INSTRUCTIONS FOR THE TASK
Drop all images and give the records again exactly.

(Figure record listings)
================================

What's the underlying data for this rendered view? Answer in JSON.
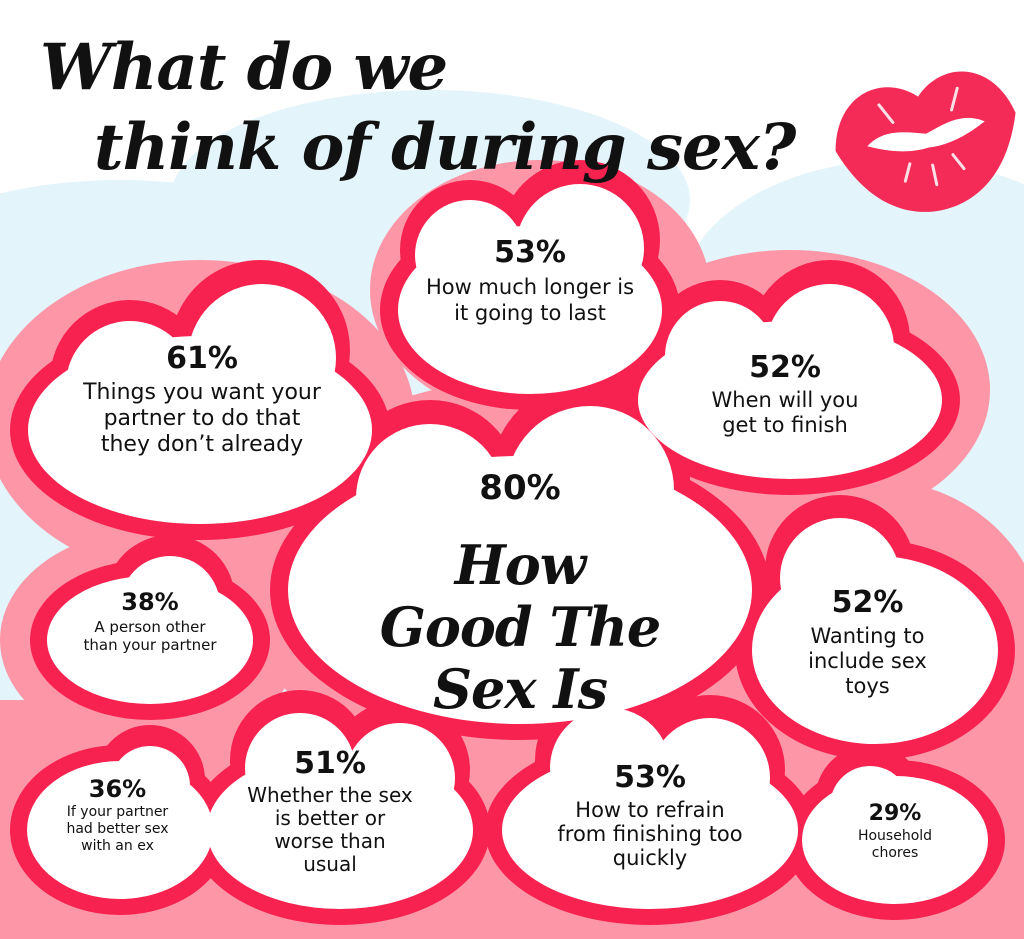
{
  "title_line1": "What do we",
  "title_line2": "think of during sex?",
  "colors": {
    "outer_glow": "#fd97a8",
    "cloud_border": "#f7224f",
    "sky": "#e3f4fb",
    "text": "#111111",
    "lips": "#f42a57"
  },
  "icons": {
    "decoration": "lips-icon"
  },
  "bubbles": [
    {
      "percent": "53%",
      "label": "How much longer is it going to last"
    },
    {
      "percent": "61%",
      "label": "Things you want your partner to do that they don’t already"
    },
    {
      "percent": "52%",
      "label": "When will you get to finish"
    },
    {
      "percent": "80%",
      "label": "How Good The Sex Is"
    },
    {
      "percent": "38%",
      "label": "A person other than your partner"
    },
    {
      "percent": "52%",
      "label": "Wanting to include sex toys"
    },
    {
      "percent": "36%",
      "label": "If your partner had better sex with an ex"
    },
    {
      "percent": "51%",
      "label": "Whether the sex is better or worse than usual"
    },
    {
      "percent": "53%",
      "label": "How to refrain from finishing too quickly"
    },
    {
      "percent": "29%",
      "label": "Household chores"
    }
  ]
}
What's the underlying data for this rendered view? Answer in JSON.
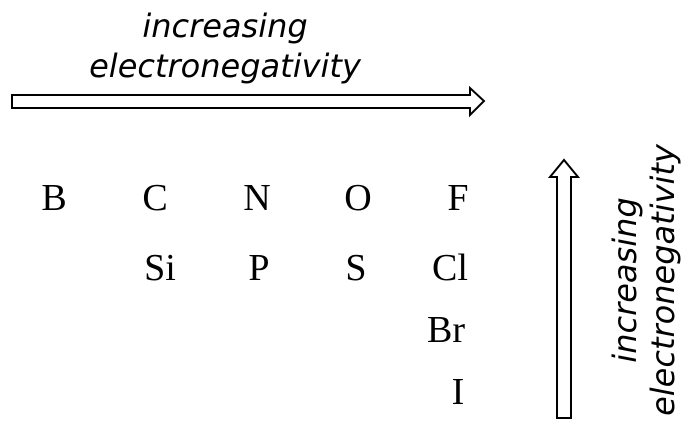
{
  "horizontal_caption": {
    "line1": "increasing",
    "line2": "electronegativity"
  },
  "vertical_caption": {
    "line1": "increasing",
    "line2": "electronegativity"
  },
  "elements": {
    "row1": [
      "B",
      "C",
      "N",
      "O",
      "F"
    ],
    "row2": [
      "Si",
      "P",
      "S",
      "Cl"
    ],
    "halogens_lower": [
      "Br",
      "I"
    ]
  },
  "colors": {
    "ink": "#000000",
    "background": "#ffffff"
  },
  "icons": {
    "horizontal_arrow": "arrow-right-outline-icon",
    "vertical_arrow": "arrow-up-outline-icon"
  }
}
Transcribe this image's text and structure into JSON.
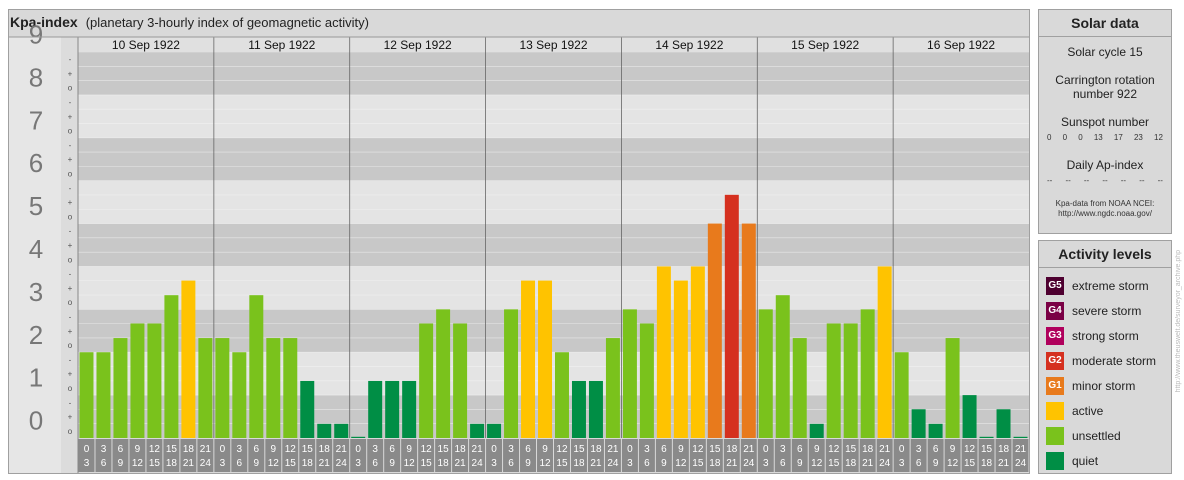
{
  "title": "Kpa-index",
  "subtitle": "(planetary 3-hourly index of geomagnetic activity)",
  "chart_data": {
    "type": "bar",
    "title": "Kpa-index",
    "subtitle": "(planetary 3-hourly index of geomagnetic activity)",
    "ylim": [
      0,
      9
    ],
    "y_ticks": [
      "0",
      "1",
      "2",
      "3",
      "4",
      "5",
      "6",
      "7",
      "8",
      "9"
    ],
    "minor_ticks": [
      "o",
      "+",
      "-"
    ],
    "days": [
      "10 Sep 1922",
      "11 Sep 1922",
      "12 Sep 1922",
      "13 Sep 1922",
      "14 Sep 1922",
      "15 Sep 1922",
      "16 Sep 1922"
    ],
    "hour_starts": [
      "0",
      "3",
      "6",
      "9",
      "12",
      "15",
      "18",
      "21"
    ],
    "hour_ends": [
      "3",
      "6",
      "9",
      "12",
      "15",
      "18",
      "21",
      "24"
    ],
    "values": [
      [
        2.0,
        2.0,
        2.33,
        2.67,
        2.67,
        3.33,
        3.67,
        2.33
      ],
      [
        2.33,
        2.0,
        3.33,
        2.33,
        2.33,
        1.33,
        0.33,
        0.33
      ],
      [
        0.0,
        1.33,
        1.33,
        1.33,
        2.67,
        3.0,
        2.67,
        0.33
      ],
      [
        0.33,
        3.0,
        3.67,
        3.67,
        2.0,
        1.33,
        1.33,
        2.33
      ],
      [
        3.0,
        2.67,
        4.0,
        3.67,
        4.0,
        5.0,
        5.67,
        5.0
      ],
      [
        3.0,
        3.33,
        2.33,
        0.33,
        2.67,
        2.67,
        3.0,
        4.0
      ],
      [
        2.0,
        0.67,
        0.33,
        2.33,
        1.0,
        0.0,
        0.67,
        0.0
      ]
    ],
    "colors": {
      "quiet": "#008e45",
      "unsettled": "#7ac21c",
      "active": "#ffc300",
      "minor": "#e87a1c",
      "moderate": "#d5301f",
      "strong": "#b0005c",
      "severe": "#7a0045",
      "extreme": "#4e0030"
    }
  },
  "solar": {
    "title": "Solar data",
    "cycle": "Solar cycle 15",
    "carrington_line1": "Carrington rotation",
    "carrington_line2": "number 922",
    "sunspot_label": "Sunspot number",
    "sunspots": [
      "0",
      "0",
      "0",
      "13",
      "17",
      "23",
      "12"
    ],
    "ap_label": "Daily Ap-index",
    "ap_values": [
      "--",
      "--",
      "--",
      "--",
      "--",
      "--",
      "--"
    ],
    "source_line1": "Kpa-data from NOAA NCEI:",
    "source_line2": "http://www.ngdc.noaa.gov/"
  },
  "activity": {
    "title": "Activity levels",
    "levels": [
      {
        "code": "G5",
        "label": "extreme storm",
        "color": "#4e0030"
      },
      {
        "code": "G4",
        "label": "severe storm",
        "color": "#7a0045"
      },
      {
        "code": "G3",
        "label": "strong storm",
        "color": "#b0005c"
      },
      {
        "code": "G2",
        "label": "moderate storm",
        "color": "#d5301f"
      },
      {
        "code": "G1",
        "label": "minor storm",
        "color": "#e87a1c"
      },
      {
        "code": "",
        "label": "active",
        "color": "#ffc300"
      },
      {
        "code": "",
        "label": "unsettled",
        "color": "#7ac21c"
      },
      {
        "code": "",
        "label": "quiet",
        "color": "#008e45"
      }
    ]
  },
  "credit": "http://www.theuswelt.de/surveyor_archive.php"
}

================================

ANSWER TO THIS EXERCISE
What's the underlying data for this rendered view? Answer in JSON.
{
  "title_line1": "What do we",
  "title_line2": "think of during sex?",
  "colors": {
    "outer_glow": "#fd97a8",
    "cloud_border": "#f7224f",
    "sky": "#e3f4fb",
    "text": "#111111",
    "lips": "#f42a57"
  },
  "icons": {
    "decoration": "lips-icon"
  },
  "bubbles": [
    {
      "percent": "53%",
      "label": "How much longer is it going to last"
    },
    {
      "percent": "61%",
      "label": "Things you want your partner to do that they don’t already"
    },
    {
      "percent": "52%",
      "label": "When will you get to finish"
    },
    {
      "percent": "80%",
      "label": "How Good The Sex Is"
    },
    {
      "percent": "38%",
      "label": "A person other than your partner"
    },
    {
      "percent": "52%",
      "label": "Wanting to include sex toys"
    },
    {
      "percent": "36%",
      "label": "If your partner had better sex with an ex"
    },
    {
      "percent": "51%",
      "label": "Whether the sex is better or worse than usual"
    },
    {
      "percent": "53%",
      "label": "How to refrain from finishing too quickly"
    },
    {
      "percent": "29%",
      "label": "Household chores"
    }
  ]
}
What's the underlying data for this rendered view? Answer in JSON.
{
  "horizontal_caption": {
    "line1": "increasing",
    "line2": "electronegativity"
  },
  "vertical_caption": {
    "line1": "increasing",
    "line2": "electronegativity"
  },
  "elements": {
    "row1": [
      "B",
      "C",
      "N",
      "O",
      "F"
    ],
    "row2": [
      "Si",
      "P",
      "S",
      "Cl"
    ],
    "halogens_lower": [
      "Br",
      "I"
    ]
  },
  "colors": {
    "ink": "#000000",
    "background": "#ffffff"
  },
  "icons": {
    "horizontal_arrow": "arrow-right-outline-icon",
    "vertical_arrow": "arrow-up-outline-icon"
  }
}
Transcribe this image's text and structure into JSON.
{
  "title": "Kpa-index",
  "subtitle": "(planetary 3-hourly index of geomagnetic activity)",
  "chart_data": {
    "type": "bar",
    "title": "Kpa-index",
    "subtitle": "(planetary 3-hourly index of geomagnetic activity)",
    "ylim": [
      0,
      9
    ],
    "y_ticks": [
      "0",
      "1",
      "2",
      "3",
      "4",
      "5",
      "6",
      "7",
      "8",
      "9"
    ],
    "minor_ticks": [
      "o",
      "+",
      "-"
    ],
    "days": [
      "10 Sep 1922",
      "11 Sep 1922",
      "12 Sep 1922",
      "13 Sep 1922",
      "14 Sep 1922",
      "15 Sep 1922",
      "16 Sep 1922"
    ],
    "hour_starts": [
      "0",
      "3",
      "6",
      "9",
      "12",
      "15",
      "18",
      "21"
    ],
    "hour_ends": [
      "3",
      "6",
      "9",
      "12",
      "15",
      "18",
      "21",
      "24"
    ],
    "values": [
      [
        2.0,
        2.0,
        2.33,
        2.67,
        2.67,
        3.33,
        3.67,
        2.33
      ],
      [
        2.33,
        2.0,
        3.33,
        2.33,
        2.33,
        1.33,
        0.33,
        0.33
      ],
      [
        0.0,
        1.33,
        1.33,
        1.33,
        2.67,
        3.0,
        2.67,
        0.33
      ],
      [
        0.33,
        3.0,
        3.67,
        3.67,
        2.0,
        1.33,
        1.33,
        2.33
      ],
      [
        3.0,
        2.67,
        4.0,
        3.67,
        4.0,
        5.0,
        5.67,
        5.0
      ],
      [
        3.0,
        3.33,
        2.33,
        0.33,
        2.67,
        2.67,
        3.0,
        4.0
      ],
      [
        2.0,
        0.67,
        0.33,
        2.33,
        1.0,
        0.0,
        0.67,
        0.0
      ]
    ],
    "colors": {
      "quiet": "#008e45",
      "unsettled": "#7ac21c",
      "active": "#ffc300",
      "minor": "#e87a1c",
      "moderate": "#d5301f",
      "strong": "#b0005c",
      "severe": "#7a0045",
      "extreme": "#4e0030"
    }
  },
  "solar": {
    "title": "Solar data",
    "cycle": "Solar cycle 15",
    "carrington_line1": "Carrington rotation",
    "carrington_line2": "number 922",
    "sunspot_label": "Sunspot number",
    "sunspots": [
      "0",
      "0",
      "0",
      "13",
      "17",
      "23",
      "12"
    ],
    "ap_label": "Daily Ap-index",
    "ap_values": [
      "--",
      "--",
      "--",
      "--",
      "--",
      "--",
      "--"
    ],
    "source_line1": "Kpa-data from NOAA NCEI:",
    "source_line2": "http://www.ngdc.noaa.gov/"
  },
  "activity": {
    "title": "Activity levels",
    "levels": [
      {
        "code": "G5",
        "label": "extreme storm",
        "color": "#4e0030"
      },
      {
        "code": "G4",
        "label": "severe storm",
        "color": "#7a0045"
      },
      {
        "code": "G3",
        "label": "strong storm",
        "color": "#b0005c"
      },
      {
        "code": "G2",
        "label": "moderate storm",
        "color": "#d5301f"
      },
      {
        "code": "G1",
        "label": "minor storm",
        "color": "#e87a1c"
      },
      {
        "code": "",
        "label": "active",
        "color": "#ffc300"
      },
      {
        "code": "",
        "label": "unsettled",
        "color": "#7ac21c"
      },
      {
        "code": "",
        "label": "quiet",
        "color": "#008e45"
      }
    ]
  },
  "credit": "http://www.theuswelt.de/surveyor_archive.php"
}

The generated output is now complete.